>>>>

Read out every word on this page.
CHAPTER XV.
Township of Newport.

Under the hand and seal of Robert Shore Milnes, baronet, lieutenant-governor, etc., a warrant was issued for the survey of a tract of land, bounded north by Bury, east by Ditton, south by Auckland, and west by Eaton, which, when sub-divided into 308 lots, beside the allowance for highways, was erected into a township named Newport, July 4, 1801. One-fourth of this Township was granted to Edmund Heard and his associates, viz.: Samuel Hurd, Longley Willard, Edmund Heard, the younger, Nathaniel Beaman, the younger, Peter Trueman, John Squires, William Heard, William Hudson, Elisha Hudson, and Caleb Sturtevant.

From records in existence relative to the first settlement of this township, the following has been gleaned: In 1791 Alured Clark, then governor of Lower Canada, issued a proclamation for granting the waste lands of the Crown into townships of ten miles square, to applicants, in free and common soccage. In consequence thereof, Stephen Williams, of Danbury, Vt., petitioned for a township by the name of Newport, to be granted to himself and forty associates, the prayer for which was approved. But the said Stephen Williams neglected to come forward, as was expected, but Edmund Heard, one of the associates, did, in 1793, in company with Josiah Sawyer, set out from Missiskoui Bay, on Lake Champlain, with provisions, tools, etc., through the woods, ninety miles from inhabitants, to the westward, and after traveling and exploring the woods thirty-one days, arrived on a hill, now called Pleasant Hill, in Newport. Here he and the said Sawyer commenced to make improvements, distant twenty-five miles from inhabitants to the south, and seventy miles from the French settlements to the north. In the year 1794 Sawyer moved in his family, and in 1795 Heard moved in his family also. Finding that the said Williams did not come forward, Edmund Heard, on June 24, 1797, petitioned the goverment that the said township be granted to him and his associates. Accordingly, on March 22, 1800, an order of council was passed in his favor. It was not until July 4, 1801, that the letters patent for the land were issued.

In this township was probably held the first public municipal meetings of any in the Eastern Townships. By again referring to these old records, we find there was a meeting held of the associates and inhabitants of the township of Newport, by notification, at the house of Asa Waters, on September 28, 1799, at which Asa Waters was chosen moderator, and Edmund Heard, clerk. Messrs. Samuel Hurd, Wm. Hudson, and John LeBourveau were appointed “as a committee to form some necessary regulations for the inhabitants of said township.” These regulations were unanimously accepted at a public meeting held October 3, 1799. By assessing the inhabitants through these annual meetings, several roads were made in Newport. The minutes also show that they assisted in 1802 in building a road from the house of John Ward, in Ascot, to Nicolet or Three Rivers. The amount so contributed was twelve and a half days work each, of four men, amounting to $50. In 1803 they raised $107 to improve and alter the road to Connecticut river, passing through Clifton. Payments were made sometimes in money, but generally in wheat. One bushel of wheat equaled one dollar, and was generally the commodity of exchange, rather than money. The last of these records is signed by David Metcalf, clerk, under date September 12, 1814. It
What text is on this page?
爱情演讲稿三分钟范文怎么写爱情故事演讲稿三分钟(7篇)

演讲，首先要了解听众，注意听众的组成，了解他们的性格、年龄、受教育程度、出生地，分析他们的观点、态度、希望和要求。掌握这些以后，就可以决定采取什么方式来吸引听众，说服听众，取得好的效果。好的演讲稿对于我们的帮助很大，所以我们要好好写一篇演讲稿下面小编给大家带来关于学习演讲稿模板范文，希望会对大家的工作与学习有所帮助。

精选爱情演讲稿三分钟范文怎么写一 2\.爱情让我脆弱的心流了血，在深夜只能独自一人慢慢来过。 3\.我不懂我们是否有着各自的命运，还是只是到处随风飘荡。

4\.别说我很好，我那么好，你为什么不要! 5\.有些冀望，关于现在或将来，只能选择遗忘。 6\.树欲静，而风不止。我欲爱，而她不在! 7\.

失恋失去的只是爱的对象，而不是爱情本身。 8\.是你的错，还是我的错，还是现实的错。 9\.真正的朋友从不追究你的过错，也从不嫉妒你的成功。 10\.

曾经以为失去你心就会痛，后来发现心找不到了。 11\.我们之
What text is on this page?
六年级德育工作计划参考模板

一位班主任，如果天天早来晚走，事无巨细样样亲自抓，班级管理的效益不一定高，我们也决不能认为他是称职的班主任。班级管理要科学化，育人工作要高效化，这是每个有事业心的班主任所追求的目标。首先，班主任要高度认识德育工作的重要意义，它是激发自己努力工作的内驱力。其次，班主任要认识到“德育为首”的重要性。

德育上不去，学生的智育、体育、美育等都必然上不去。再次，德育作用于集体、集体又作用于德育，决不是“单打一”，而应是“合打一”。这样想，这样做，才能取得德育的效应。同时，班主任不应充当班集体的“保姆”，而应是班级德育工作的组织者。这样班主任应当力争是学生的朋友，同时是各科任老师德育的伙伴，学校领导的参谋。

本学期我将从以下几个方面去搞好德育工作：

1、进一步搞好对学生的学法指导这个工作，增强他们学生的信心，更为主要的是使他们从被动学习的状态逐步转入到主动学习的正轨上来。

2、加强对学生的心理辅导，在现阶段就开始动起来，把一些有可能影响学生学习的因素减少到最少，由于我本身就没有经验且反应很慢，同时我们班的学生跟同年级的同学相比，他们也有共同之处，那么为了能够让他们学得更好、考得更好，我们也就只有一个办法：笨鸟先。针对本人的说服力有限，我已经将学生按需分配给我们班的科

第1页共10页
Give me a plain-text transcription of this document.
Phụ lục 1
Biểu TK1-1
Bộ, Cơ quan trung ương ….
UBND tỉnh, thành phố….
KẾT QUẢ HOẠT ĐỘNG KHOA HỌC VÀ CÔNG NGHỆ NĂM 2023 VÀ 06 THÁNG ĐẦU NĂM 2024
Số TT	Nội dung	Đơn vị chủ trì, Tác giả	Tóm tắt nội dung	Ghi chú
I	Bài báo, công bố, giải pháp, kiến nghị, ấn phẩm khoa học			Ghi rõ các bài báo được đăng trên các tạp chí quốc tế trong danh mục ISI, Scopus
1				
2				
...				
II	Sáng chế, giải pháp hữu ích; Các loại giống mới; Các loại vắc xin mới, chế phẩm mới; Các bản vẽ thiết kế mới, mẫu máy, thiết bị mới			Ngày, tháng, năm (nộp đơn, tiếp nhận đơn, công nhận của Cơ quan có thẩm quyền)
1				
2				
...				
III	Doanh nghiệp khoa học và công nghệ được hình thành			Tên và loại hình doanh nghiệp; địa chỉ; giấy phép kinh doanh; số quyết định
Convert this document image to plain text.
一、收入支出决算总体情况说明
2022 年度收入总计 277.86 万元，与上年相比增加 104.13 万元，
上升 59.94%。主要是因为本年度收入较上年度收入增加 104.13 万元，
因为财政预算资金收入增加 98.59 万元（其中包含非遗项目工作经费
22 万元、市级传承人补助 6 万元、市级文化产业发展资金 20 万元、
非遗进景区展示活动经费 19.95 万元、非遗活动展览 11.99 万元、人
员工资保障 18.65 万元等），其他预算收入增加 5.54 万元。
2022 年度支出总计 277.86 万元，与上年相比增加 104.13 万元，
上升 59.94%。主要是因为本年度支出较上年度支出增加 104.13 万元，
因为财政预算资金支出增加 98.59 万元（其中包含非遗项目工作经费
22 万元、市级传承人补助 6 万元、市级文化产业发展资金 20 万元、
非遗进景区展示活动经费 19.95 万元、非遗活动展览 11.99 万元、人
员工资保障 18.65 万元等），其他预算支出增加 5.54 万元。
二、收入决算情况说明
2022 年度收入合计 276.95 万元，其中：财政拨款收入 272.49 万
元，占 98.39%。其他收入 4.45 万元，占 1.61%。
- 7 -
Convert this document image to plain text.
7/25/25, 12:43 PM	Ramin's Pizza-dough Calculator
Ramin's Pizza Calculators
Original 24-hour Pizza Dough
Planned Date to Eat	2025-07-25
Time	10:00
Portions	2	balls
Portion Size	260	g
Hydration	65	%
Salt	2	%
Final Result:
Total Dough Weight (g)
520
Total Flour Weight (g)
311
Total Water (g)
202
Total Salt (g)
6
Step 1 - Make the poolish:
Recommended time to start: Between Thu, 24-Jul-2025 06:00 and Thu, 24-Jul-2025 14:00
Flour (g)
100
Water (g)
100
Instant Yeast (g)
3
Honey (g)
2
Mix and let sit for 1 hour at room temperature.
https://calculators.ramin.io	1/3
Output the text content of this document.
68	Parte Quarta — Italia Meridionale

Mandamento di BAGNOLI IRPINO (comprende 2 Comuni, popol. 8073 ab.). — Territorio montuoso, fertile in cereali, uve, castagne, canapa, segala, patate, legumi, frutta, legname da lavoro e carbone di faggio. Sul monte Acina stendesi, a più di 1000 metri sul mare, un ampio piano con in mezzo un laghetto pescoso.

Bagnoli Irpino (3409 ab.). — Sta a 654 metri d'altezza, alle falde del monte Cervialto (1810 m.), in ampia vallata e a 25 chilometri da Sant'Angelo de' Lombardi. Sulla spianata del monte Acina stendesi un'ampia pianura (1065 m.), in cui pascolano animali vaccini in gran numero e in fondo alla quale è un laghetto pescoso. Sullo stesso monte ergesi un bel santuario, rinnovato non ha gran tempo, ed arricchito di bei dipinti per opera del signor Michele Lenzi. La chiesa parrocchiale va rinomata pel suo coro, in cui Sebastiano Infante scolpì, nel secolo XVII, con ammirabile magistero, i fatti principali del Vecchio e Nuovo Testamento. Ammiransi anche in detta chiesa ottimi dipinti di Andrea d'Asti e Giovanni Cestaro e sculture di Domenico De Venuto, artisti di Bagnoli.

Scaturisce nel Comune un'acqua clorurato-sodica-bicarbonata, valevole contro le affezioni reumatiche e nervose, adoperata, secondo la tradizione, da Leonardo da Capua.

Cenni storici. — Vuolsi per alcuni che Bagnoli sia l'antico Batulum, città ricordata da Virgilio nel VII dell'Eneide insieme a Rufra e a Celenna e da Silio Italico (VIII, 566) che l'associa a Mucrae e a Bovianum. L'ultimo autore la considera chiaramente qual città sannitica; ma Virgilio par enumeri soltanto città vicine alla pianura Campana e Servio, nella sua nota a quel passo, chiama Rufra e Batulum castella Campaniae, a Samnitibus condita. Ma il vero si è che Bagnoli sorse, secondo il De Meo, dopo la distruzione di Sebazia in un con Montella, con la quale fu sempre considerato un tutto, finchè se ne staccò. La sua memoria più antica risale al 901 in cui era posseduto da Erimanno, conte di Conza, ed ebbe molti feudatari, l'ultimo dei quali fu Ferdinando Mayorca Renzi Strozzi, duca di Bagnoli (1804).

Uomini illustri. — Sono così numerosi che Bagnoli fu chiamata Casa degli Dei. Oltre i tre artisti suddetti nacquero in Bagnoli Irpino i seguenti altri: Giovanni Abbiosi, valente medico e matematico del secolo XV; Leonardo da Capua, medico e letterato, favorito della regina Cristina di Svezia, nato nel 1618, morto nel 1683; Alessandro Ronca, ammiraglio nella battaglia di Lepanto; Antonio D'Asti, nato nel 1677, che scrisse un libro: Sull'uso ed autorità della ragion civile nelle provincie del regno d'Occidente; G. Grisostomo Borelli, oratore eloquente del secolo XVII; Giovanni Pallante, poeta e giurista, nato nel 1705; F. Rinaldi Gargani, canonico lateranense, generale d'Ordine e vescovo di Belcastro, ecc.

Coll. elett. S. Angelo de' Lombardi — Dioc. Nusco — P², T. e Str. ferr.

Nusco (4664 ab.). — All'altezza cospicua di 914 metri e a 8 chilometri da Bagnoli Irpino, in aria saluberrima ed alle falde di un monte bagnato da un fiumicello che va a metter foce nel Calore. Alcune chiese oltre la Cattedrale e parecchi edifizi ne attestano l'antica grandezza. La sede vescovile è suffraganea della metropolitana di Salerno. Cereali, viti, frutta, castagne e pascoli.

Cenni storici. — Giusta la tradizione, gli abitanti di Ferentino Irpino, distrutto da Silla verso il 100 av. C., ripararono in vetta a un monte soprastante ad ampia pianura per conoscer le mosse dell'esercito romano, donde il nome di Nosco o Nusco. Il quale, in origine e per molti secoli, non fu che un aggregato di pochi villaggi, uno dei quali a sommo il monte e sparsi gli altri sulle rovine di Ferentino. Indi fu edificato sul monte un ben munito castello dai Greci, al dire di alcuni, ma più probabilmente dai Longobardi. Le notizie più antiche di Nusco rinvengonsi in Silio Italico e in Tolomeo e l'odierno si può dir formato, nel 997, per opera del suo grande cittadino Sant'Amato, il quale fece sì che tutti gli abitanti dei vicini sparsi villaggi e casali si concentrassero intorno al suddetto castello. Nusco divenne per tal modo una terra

<<<<

Show all lines in the entries above where the word "Leonardo" appears.

Scaturisce nel Comune un'acqua clorurato-sodica-bicarbonata, valevole contro le affezioni reumatiche e nervose, adoperata, secondo la tradizione, da Leonardo da Capua.
Uomini illustri. — Sono così numerosi che Bagnoli fu chiamata Casa degli Dei. Oltre i tre artisti suddetti nacquero in Bagnoli Irpino i seguenti altri: Giovanni Abbiosi, valente medico e matematico del secolo XV; Leonardo da Capua, medico e letterato, favorito della regina Cristina di Svezia, nato nel 1618, morto nel 1683; Alessandro Ronca, ammiraglio nella battaglia di Lepanto; Antonio D'Asti, nato nel 1677, che scrisse un libro: Sull'uso ed autorità della ragion civile nelle provincie del regno d'Occidente; G. Grisostomo Borelli, oratore eloquente del secolo XVII; Giovanni Pallante, poeta e giurista, nato nel 1705; F. Rinaldi Gargani, canonico lateranense, generale d'Ordine e vescovo di Belcastro, ecc.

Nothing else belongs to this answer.